**Task details**
The listing below must be repeated word for word, with its images excluded.

— START Available records —

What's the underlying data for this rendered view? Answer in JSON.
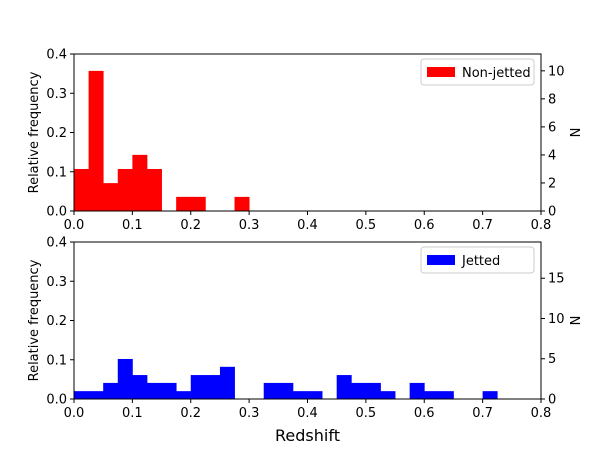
{
  "chart_data": [
    {
      "type": "bar",
      "name": "top-panel",
      "bin_width": 0.025,
      "xlim": [
        0.0,
        0.8
      ],
      "ylim": [
        0.0,
        0.4
      ],
      "ylabel": "Relative frequency",
      "y2label": "N",
      "y2lim": [
        0,
        11.2
      ],
      "xticks": [
        "0.0",
        "0.1",
        "0.2",
        "0.3",
        "0.4",
        "0.5",
        "0.6",
        "0.7",
        "0.8"
      ],
      "yticks": [
        "0.0",
        "0.1",
        "0.2",
        "0.3",
        "0.4"
      ],
      "y2ticks": [
        "0",
        "2",
        "4",
        "6",
        "8",
        "10"
      ],
      "legend": "top-right",
      "series": [
        {
          "name": "Non-jetted",
          "color": "#ff0000",
          "bins_start": [
            0.0,
            0.025,
            0.05,
            0.075,
            0.1,
            0.125,
            0.175,
            0.2,
            0.275
          ],
          "values": [
            0.107,
            0.357,
            0.071,
            0.107,
            0.143,
            0.107,
            0.036,
            0.036,
            0.036
          ]
        }
      ]
    },
    {
      "type": "bar",
      "name": "bottom-panel",
      "bin_width": 0.025,
      "xlim": [
        0.0,
        0.8
      ],
      "ylim": [
        0.0,
        0.4
      ],
      "xlabel": "Redshift",
      "ylabel": "Relative frequency",
      "y2label": "N",
      "y2lim": [
        0,
        19.5
      ],
      "xticks": [
        "0.0",
        "0.1",
        "0.2",
        "0.3",
        "0.4",
        "0.5",
        "0.6",
        "0.7",
        "0.8"
      ],
      "yticks": [
        "0.0",
        "0.1",
        "0.2",
        "0.3",
        "0.4"
      ],
      "y2ticks": [
        "0",
        "5",
        "10",
        "15"
      ],
      "legend": "top-right",
      "series": [
        {
          "name": "Jetted",
          "color": "#0000ff",
          "bins_start": [
            0.0,
            0.025,
            0.05,
            0.075,
            0.1,
            0.125,
            0.15,
            0.175,
            0.2,
            0.225,
            0.25,
            0.325,
            0.35,
            0.375,
            0.4,
            0.45,
            0.475,
            0.5,
            0.525,
            0.575,
            0.6,
            0.625,
            0.7
          ],
          "values": [
            0.02,
            0.02,
            0.041,
            0.102,
            0.061,
            0.041,
            0.041,
            0.02,
            0.061,
            0.061,
            0.082,
            0.041,
            0.041,
            0.02,
            0.02,
            0.061,
            0.041,
            0.041,
            0.02,
            0.041,
            0.02,
            0.02,
            0.02
          ]
        }
      ]
    }
  ]
}
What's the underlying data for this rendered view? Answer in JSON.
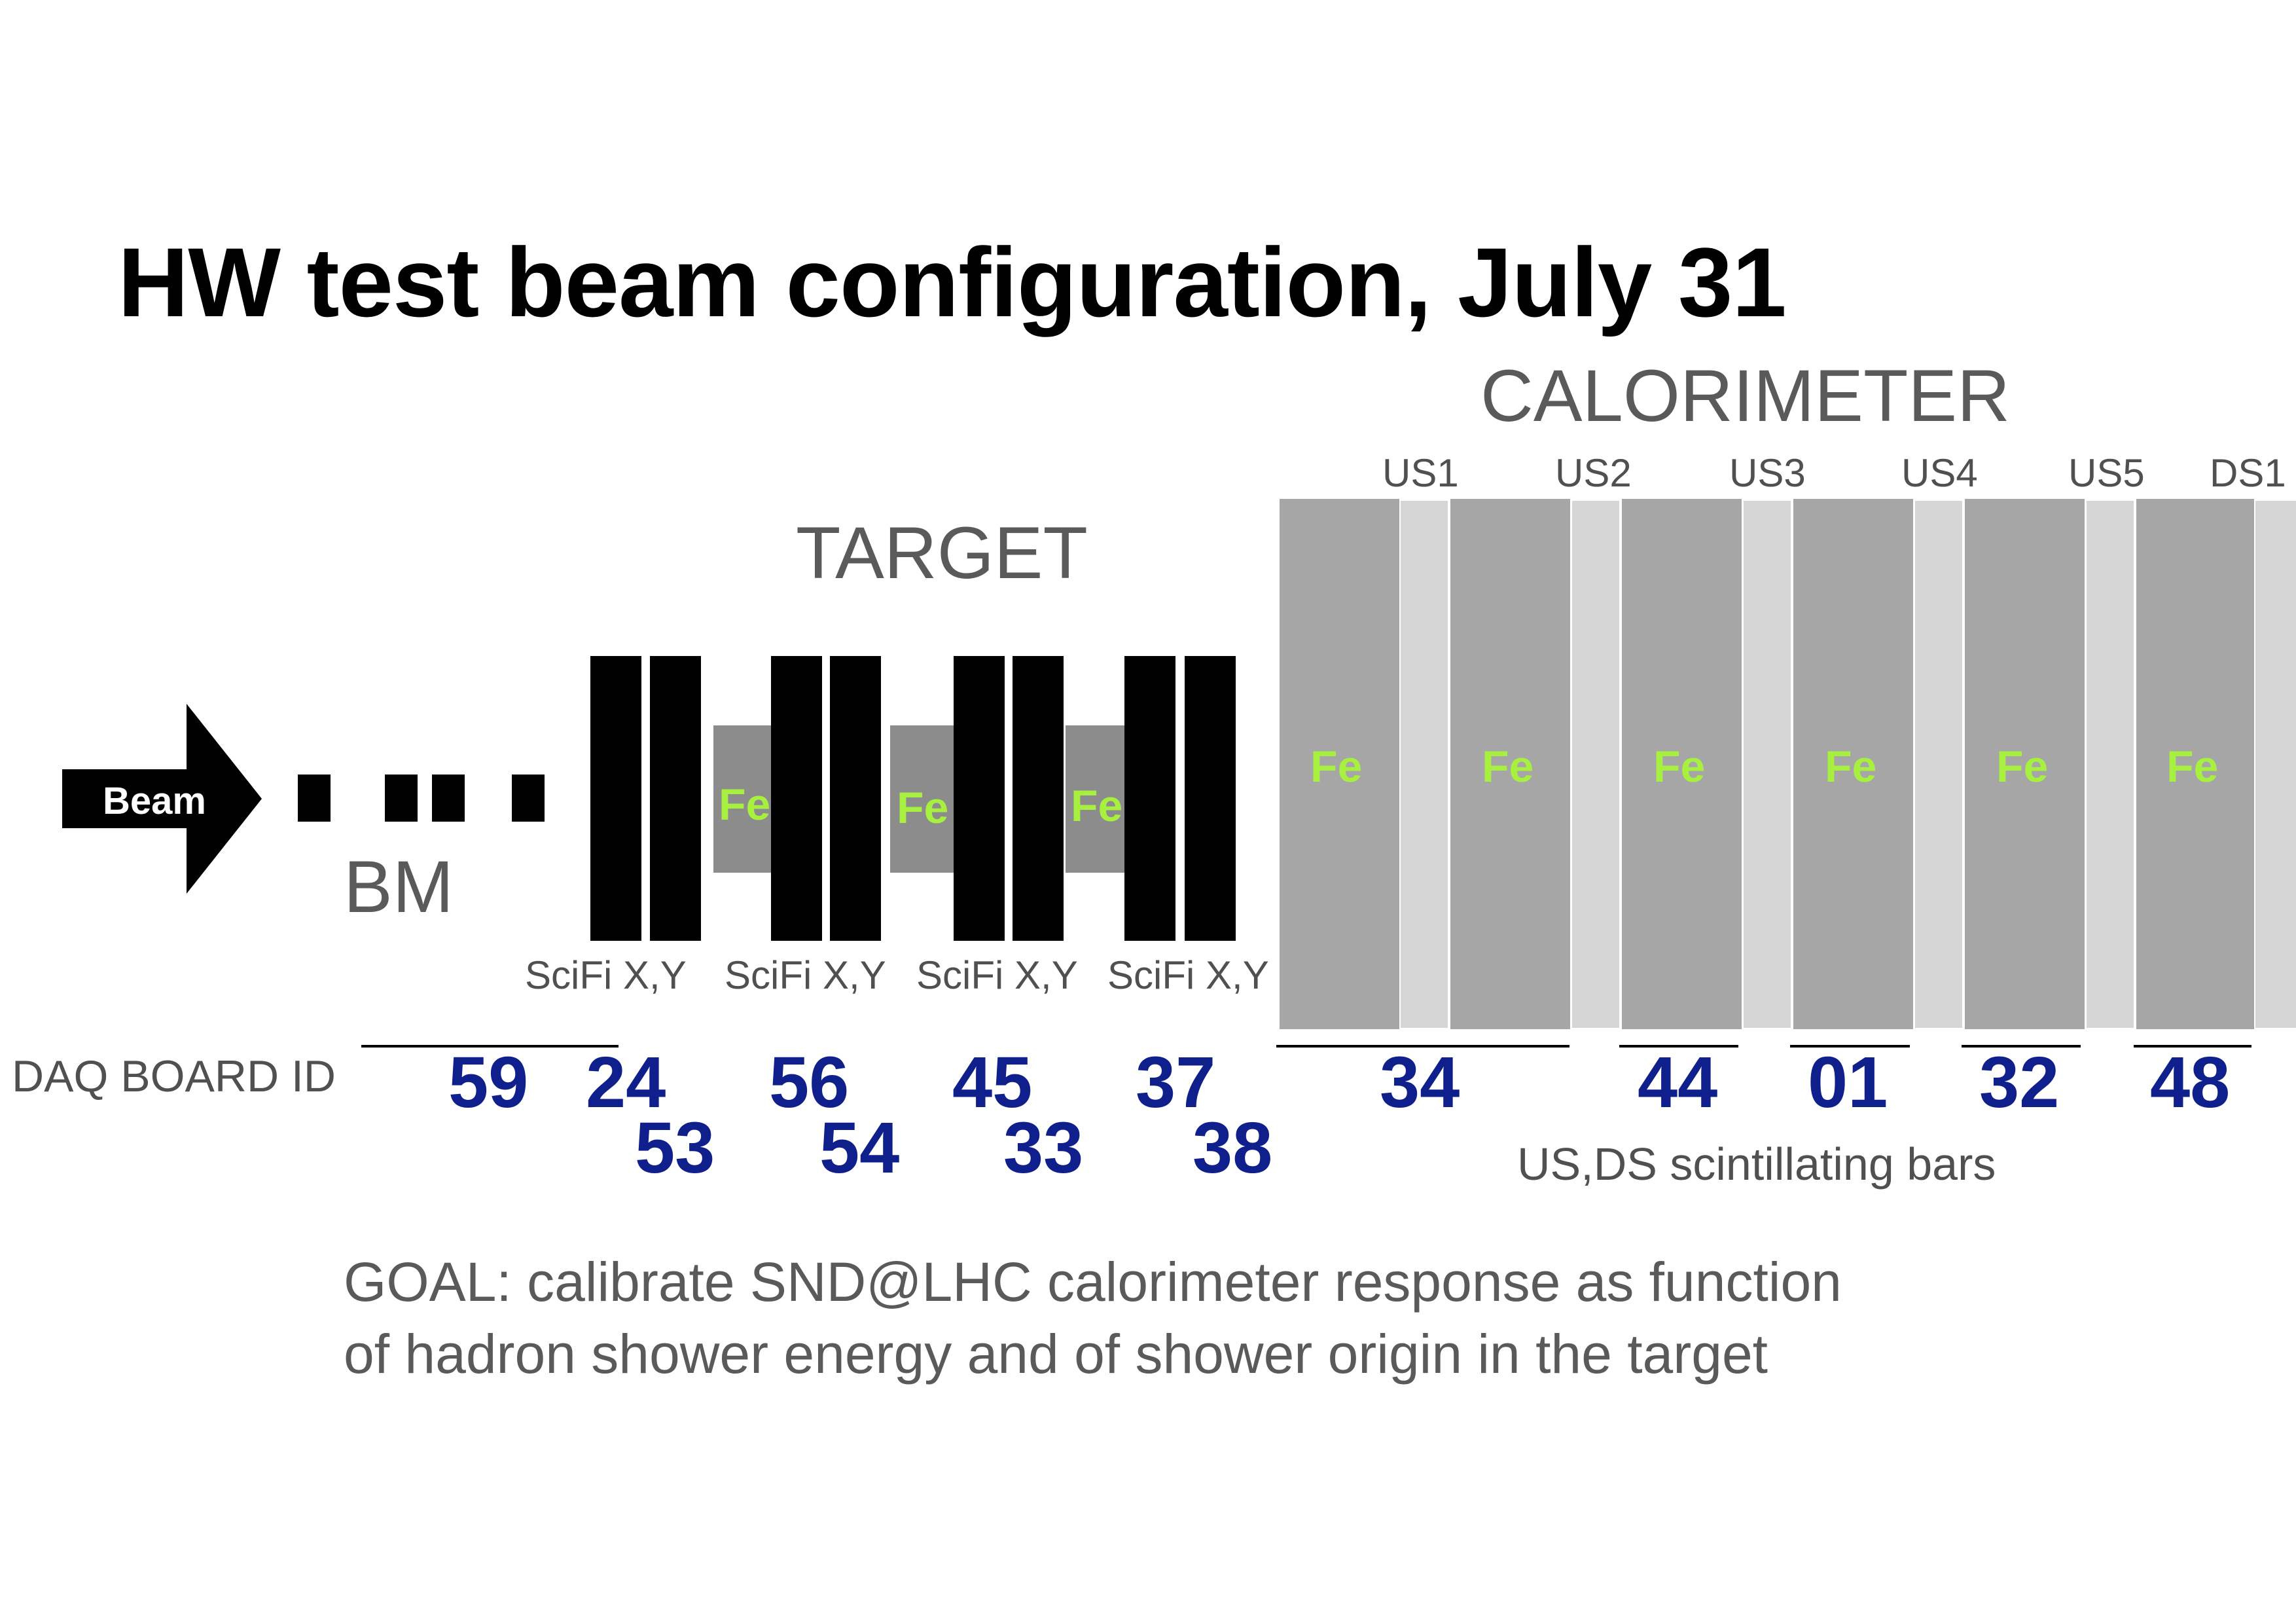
{
  "title": "HW test beam configuration,  July 31",
  "sections": {
    "calorimeter": "CALORIMETER",
    "target": "TARGET",
    "bm": "BM"
  },
  "beam_label": "Beam",
  "planes": [
    "US1",
    "US2",
    "US3",
    "US4",
    "US5",
    "DS1"
  ],
  "fe_label": "Fe",
  "scifi_label": "SciFi X,Y",
  "daq_label": "DAQ BOARD ID",
  "boards": {
    "bm": "59",
    "scifi_top": [
      "24",
      "56",
      "45",
      "37"
    ],
    "scifi_bottom": [
      "53",
      "54",
      "33",
      "38"
    ],
    "calo": [
      "34",
      "44",
      "01",
      "32",
      "48"
    ]
  },
  "bars_label": "US,DS scintillating bars",
  "goal": {
    "line1": "GOAL: calibrate SND@LHC calorimeter response as function",
    "line2": "of hadron shower energy and of shower origin in the target"
  },
  "colors": {
    "board_ids": "#0f1f8c",
    "fe_text": "#a8f040",
    "scifi_planes": "#000000",
    "target_fe": "#8c8c8c",
    "calo_fe": "#a6a6a6",
    "scintillator": "#d6d6d6"
  }
}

— END Available records —

**Solution to the problem**
What's the underlying data for this rendered view? Answer in JSON.
{
  "chart_data": [
    {
      "type": "bar",
      "name": "top-panel",
      "bin_width": 0.025,
      "xlim": [
        0.0,
        0.8
      ],
      "ylim": [
        0.0,
        0.4
      ],
      "ylabel": "Relative frequency",
      "y2label": "N",
      "y2lim": [
        0,
        11.2
      ],
      "xticks": [
        "0.0",
        "0.1",
        "0.2",
        "0.3",
        "0.4",
        "0.5",
        "0.6",
        "0.7",
        "0.8"
      ],
      "yticks": [
        "0.0",
        "0.1",
        "0.2",
        "0.3",
        "0.4"
      ],
      "y2ticks": [
        "0",
        "2",
        "4",
        "6",
        "8",
        "10"
      ],
      "legend": "top-right",
      "series": [
        {
          "name": "Non-jetted",
          "color": "#ff0000",
          "bins_start": [
            0.0,
            0.025,
            0.05,
            0.075,
            0.1,
            0.125,
            0.175,
            0.2,
            0.275
          ],
          "values": [
            0.107,
            0.357,
            0.071,
            0.107,
            0.143,
            0.107,
            0.036,
            0.036,
            0.036
          ]
        }
      ]
    },
    {
      "type": "bar",
      "name": "bottom-panel",
      "bin_width": 0.025,
      "xlim": [
        0.0,
        0.8
      ],
      "ylim": [
        0.0,
        0.4
      ],
      "xlabel": "Redshift",
      "ylabel": "Relative frequency",
      "y2label": "N",
      "y2lim": [
        0,
        19.5
      ],
      "xticks": [
        "0.0",
        "0.1",
        "0.2",
        "0.3",
        "0.4",
        "0.5",
        "0.6",
        "0.7",
        "0.8"
      ],
      "yticks": [
        "0.0",
        "0.1",
        "0.2",
        "0.3",
        "0.4"
      ],
      "y2ticks": [
        "0",
        "5",
        "10",
        "15"
      ],
      "legend": "top-right",
      "series": [
        {
          "name": "Jetted",
          "color": "#0000ff",
          "bins_start": [
            0.0,
            0.025,
            0.05,
            0.075,
            0.1,
            0.125,
            0.15,
            0.175,
            0.2,
            0.225,
            0.25,
            0.325,
            0.35,
            0.375,
            0.4,
            0.45,
            0.475,
            0.5,
            0.525,
            0.575,
            0.6,
            0.625,
            0.7
          ],
          "values": [
            0.02,
            0.02,
            0.041,
            0.102,
            0.061,
            0.041,
            0.041,
            0.02,
            0.061,
            0.061,
            0.082,
            0.041,
            0.041,
            0.02,
            0.02,
            0.061,
            0.041,
            0.041,
            0.02,
            0.041,
            0.02,
            0.02,
            0.02
          ]
        }
      ]
    }
  ]
}
What's the underlying data for this rendered view? Answer in JSON.
{
  "title": "HW test beam configuration,  July 31",
  "sections": {
    "calorimeter": "CALORIMETER",
    "target": "TARGET",
    "bm": "BM"
  },
  "beam_label": "Beam",
  "planes": [
    "US1",
    "US2",
    "US3",
    "US4",
    "US5",
    "DS1"
  ],
  "fe_label": "Fe",
  "scifi_label": "SciFi X,Y",
  "daq_label": "DAQ BOARD ID",
  "boards": {
    "bm": "59",
    "scifi_top": [
      "24",
      "56",
      "45",
      "37"
    ],
    "scifi_bottom": [
      "53",
      "54",
      "33",
      "38"
    ],
    "calo": [
      "34",
      "44",
      "01",
      "32",
      "48"
    ]
  },
  "bars_label": "US,DS scintillating bars",
  "goal": {
    "line1": "GOAL: calibrate SND@LHC calorimeter response as function",
    "line2": "of hadron shower energy and of shower origin in the target"
  },
  "colors": {
    "board_ids": "#0f1f8c",
    "fe_text": "#a8f040",
    "scifi_planes": "#000000",
    "target_fe": "#8c8c8c",
    "calo_fe": "#a6a6a6",
    "scintillator": "#d6d6d6"
  }
}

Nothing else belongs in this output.